SET EXERCISE 1 - Summarize the game-session post in two sentences.
SET EXERCISE 2 - Based on the game-session post, answer yes or no for each statement and quote the words that decide it: (a) The game required preparation beforehand. (b) Rulebooks from three different games were used to run it. (c) Ian's catapult missed Joe.
— START OF PASSAGE SHOWN —
And, man was it fun.
No prep. Just map and set the PCs loose in two teams...
First round:
Ian hauls out a catapult from behind a building to attack Joe.
Joe's PC, who has picked up 5 levels in three different classes over the past year, fireballs Ian.
Ian survives, the catapult makes its save, and Ian rolls a natural 20 to hit Joe with it. 42 points of damage. Joe's long lived PC is gone, instantly.
And that's the first round.
It was like playing Magic: The Gathering with all the insane magic items GMs have been handing out to their players in different campaigns all year long. I counter your flaming sword from with....dragonscale armor!
But way more than that, there was this great level of incidental detail and history you got from bringing all these characters together from all these different worlds.
There's a warhorse and it's from somewhere and it has a name and it's done stuff and there's a magic cat and it's from somewhere else and it does something else and there's a guy with a laser and the laser's from somewhere else and the PCs know each other from doing this and doing that all over the world(s). There was wyvern poison from Castle Nicodemus and armor from Castle Zagyg and godawful monty haul crap from TSR modules and probably even some stuff from one of my dungeons. I think Jason's guy got shot with a gun he gave someone as treasure...
(I didn't have to invent any monsters or traps to run this game but I did have to use 3 different rulebooks from 3 different games plus someone had to call another GM midgame to figure out what their chaos venom did. )
And a lot of the "story" isn't just in the games but between them. Everyone constantly playing makes this weird kind of community of PCs...
People who make narrative games often talk about trying to make a game feel like a great movie.
This kind of extended, overlapping, centreless story with a million characters thing FLAILSNAILS does is making the G+ universe feel like a TV series. A really good one. On HBO. That you can't shut up about.
If only they'd stop fucking up my setting--they're almost as bad as my players at home. Don't these people know I'm trying to sell books here?
Sign up.
Or, better yet, run a game so I can play.
3 comments:
I've never really played old school dnd. You think I could still run something? I should probably get some experience playing first. Thank god a couple of weeks of free time start today. I want to get in on this!
This really, really brilliant. What an idea. If it really takes off the "league play" elements of it could be fun as hell.
— END OF PASSAGE SHOWN —
— START OF RECORD SET —
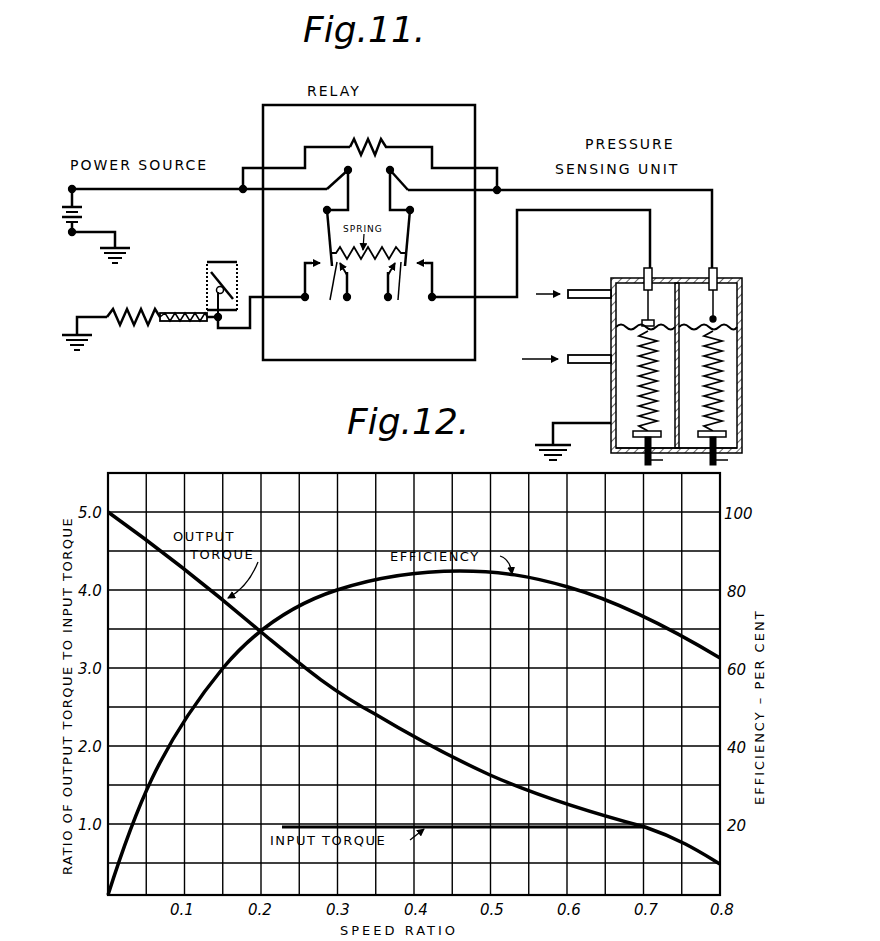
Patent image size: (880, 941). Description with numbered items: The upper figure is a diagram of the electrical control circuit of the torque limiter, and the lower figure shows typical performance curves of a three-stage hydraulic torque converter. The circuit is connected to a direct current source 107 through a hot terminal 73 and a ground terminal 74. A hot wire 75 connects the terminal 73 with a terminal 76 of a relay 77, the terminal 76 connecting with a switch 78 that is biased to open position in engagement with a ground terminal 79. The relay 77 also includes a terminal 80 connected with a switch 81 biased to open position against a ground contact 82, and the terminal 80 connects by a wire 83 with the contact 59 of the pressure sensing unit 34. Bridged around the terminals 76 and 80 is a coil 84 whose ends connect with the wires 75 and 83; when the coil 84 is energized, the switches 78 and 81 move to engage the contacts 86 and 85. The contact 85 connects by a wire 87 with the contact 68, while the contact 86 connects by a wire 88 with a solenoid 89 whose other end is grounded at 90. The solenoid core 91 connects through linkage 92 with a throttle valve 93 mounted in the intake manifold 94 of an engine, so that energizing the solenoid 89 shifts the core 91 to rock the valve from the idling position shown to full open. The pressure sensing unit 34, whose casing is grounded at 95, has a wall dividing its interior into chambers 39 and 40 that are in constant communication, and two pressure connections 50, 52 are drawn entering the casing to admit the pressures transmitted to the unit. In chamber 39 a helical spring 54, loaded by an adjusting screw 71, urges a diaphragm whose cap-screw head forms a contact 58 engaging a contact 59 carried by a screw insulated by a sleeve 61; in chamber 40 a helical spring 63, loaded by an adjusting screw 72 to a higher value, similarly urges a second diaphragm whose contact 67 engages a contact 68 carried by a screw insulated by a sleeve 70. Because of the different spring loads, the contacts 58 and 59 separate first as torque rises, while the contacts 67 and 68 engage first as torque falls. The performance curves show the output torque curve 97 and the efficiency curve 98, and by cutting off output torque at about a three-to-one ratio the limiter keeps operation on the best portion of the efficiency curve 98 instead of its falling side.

In FIG. 11, the pressure sensing unit 34 is at (742, 279).
In FIG. 11, the chamber 39 is at (744, 406).
In FIG. 11, the chamber 40 is at (620, 428).
In FIG. 11, the inlet pipe 50 is at (598, 355).
In FIG. 11, the inlet pipe 52 is at (594, 290).
In FIG. 11, the helical spring 54 is at (720, 376).
In FIG. 11, the contact 58 is at (744, 328).
In FIG. 11, the contact 59 is at (720, 318).
In FIG. 11, the sleeve 61 is at (709, 271).
In FIG. 11, the helical spring 63 is at (638, 400).
In FIG. 11, the contact 67 is at (612, 322).
In FIG. 11, the contact 68 is at (642, 317).
In FIG. 11, the sleeve 70 is at (644, 269).
In FIG. 11, the adjusting screw 71 is at (735, 457).
In FIG. 11, the adjusting screw 72 is at (668, 457).
In FIG. 11, the hot terminal 73 is at (69, 190).
In FIG. 11, the ground terminal 74 is at (69, 233).
In FIG. 11, the hot wire 75 is at (184, 190).
In FIG. 11, the terminal 76 is at (346, 170).
In FIG. 11, the relay 77 is at (263, 114).
In FIG. 11, the switch 78 is at (327, 226).
In FIG. 11, the ground terminal 79 is at (338, 296).
In FIG. 11, the terminal 80 is at (399, 166).
In FIG. 11, the switch 81 is at (410, 226).
In FIG. 11, the ground contact 82 is at (398, 296).
In FIG. 11, the wire 83 is at (515, 189).
In FIG. 11, the coil 84 is at (322, 148).
In FIG. 11, the contact 85 is at (425, 252).
In FIG. 11, the contact 86 is at (316, 261).
In FIG. 11, the wire 87 is at (517, 259).
In FIG. 11, the wire 88 is at (287, 300).
In FIG. 11, the solenoid 89 is at (136, 330).
In FIG. 11, the ground 90 is at (76, 318).
In FIG. 11, the solenoid core 91 is at (178, 326).
In FIG. 11, the linkage 92 is at (218, 330).
In FIG. 11, the throttle valve 93 is at (205, 284).
In FIG. 11, the intake manifold 94 is at (208, 266).
In FIG. 11, the ground 95 is at (553, 430).
In FIG. 11, the direct current source 107 is at (84, 211).
In FIG. 12, the output torque curve 97 is at (312, 680).
In FIG. 12, the efficiency curve 98 is at (316, 600).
— END OF RECORD SET —
OUTPUT 1 - In a no-prep game with the player characters split into two teams, Joe's long-lived PC was killed in the first round when Ian hit him with a catapult for 42 points of damage. Bringing characters together from many different worlds produced a great level of incidental detail and history, and the writer says FLAILSNAILS is making the G+ universe feel like a TV series.

OUTPUT 2 -
(a) No: "No prep."
(b) Yes: "I did have to use 3 different rulebooks from 3 different games"
(c) No: "Ian rolls a natural 20 to hit Joe with it."